Challenge A -
Reproduce the passage of the article on tariffs and farmers word for word, from "Farmers, however, have" to "eliminate the tariffs.".

Selection -
Facing criticism from allies and Republican worries about upcoming congressional elections, President Donald Trump traveled to two farm states Thursday and urged backers to stick with him on trade, despite tariff battles with Europe and China that are undercutting crop prices.
"We just opened up Europe for you farmers," Trump told backers in Iowa before traveling to a reopened steel plant in Illinois to say that tariffs on steel and aluminum are leading to revivals of those industries.
"We've got aluminum coming out good, we've got steel coming out beyond good," Trump said during a trade speech in Granite City, Ill.
Farmers, however, have criticized Trump tariffs affecting their products, and Republicans are concerned that a depression of agriculture votes could cost the GOP control of Congress in November. They say that Chinese retaliatory tariffs in particular are hurting prices for soybeans, pork and other agricultural products.
Seeking to quell unrest, the White House this week announced a package of $12 billion in aid to farmers being hurt by the trade wars. Republican lawmakers, however, denounced that plan as welfare, and said the best solution to farmers' troubles is to simply eliminate the tariffs.

Records for the exercise -
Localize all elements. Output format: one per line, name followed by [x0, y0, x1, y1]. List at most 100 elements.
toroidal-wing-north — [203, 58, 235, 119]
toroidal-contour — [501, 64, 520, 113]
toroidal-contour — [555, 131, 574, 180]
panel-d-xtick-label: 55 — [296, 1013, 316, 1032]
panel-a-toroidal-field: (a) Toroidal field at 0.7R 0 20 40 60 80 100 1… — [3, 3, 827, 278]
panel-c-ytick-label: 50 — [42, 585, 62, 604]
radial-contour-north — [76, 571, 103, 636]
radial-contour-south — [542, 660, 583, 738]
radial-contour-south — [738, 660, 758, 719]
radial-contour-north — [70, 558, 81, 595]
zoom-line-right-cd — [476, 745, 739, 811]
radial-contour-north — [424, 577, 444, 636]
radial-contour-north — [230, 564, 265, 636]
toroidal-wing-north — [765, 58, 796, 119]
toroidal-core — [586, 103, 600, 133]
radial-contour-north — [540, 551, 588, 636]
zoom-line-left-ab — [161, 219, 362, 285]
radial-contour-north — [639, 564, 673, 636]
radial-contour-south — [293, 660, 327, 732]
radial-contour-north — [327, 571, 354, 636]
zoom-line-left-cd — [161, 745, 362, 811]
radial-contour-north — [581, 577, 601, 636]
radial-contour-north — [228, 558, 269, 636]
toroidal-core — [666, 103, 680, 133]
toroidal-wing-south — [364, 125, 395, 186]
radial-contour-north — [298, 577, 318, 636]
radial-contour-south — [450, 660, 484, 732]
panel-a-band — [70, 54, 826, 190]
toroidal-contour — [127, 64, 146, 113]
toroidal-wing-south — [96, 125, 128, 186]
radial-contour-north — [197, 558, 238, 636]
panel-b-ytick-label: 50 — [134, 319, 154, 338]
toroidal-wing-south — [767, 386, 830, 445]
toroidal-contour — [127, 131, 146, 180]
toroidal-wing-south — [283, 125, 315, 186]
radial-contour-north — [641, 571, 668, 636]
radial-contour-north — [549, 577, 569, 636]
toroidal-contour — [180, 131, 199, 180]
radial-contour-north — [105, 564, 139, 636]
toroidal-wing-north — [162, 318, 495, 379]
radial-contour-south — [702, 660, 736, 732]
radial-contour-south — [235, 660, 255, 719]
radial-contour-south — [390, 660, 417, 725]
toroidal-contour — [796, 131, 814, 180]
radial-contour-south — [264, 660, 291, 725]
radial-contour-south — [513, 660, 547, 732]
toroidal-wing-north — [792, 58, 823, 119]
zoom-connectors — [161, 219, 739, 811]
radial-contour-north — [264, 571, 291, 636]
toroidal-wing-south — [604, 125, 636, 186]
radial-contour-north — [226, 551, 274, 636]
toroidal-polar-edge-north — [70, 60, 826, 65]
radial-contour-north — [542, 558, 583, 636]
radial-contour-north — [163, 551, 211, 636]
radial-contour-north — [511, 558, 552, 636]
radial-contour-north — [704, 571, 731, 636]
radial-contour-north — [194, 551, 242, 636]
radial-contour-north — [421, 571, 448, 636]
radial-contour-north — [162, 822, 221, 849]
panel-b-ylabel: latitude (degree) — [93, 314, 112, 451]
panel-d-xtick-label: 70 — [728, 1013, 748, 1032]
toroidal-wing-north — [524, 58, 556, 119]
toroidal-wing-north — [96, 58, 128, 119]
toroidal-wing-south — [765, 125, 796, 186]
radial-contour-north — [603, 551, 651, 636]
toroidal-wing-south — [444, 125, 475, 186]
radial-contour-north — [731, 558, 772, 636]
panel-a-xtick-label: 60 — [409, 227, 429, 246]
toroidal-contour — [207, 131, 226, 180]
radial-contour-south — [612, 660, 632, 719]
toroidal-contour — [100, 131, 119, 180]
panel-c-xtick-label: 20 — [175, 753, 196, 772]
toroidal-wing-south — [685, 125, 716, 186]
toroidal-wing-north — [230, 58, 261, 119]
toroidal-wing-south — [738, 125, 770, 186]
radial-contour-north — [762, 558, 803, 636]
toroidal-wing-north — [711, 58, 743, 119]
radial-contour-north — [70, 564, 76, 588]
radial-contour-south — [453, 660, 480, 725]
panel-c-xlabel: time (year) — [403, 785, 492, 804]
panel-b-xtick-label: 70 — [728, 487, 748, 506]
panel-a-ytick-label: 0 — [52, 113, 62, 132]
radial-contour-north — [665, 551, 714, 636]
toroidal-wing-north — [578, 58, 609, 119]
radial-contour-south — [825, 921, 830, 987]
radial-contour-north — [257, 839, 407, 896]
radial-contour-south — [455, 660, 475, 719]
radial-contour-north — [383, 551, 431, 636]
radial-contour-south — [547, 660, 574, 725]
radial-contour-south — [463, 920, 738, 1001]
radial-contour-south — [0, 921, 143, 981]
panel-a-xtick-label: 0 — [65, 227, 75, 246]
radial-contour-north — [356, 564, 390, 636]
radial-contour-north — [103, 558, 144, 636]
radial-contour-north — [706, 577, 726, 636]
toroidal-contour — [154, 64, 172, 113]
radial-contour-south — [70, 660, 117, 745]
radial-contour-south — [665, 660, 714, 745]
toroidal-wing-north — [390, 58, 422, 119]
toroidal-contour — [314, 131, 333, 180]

Challenge B -
Rewrite the records from their start through the line with "toroidal-wing-south — [364, 125, 395, 186]", including that line, replacing "radial-contour-north" with "radial-contour-upper" and leaving everything else unchanged. Return only those lines.

Exercise response A -
Farmers, however, have criticized Trump tariffs affecting their products, and Republicans are concerned that a depression of agriculture votes could cost the GOP control of Congress in November. They say that Chinese retaliatory tariffs in particular are hurting prices for soybeans, pork and other agricultural products.
Seeking to quell unrest, the White House this week announced a package of $12 billion in aid to farmers being hurt by the trade wars. Republican lawmakers, however, denounced that plan as welfare, and said the best solution to farmers' troubles is to simply eliminate the tariffs.

Exercise response B -
Localize all elements. Output format: one per line, name followed by [x0, y0, x1, y1]. List at most 100 elements.
toroidal-wing-north — [203, 58, 235, 119]
toroidal-contour — [501, 64, 520, 113]
toroidal-contour — [555, 131, 574, 180]
panel-d-xtick-label: 55 — [296, 1013, 316, 1032]
panel-a-toroidal-field: (a) Toroidal field at 0.7R 0 20 40 60 80 100 1… — [3, 3, 827, 278]
panel-c-ytick-label: 50 — [42, 585, 62, 604]
radial-contour-upper — [76, 571, 103, 636]
radial-contour-south — [542, 660, 583, 738]
radial-contour-south — [738, 660, 758, 719]
radial-contour-upper — [70, 558, 81, 595]
zoom-line-right-cd — [476, 745, 739, 811]
radial-contour-upper — [424, 577, 444, 636]
radial-contour-upper — [230, 564, 265, 636]
toroidal-wing-north — [765, 58, 796, 119]
toroidal-core — [586, 103, 600, 133]
radial-contour-upper — [540, 551, 588, 636]
zoom-line-left-ab — [161, 219, 362, 285]
radial-contour-upper — [639, 564, 673, 636]
radial-contour-south — [293, 660, 327, 732]
radial-contour-upper — [327, 571, 354, 636]
zoom-line-left-cd — [161, 745, 362, 811]
radial-contour-upper — [581, 577, 601, 636]
radial-contour-upper — [228, 558, 269, 636]
toroidal-core — [666, 103, 680, 133]
toroidal-wing-south — [364, 125, 395, 186]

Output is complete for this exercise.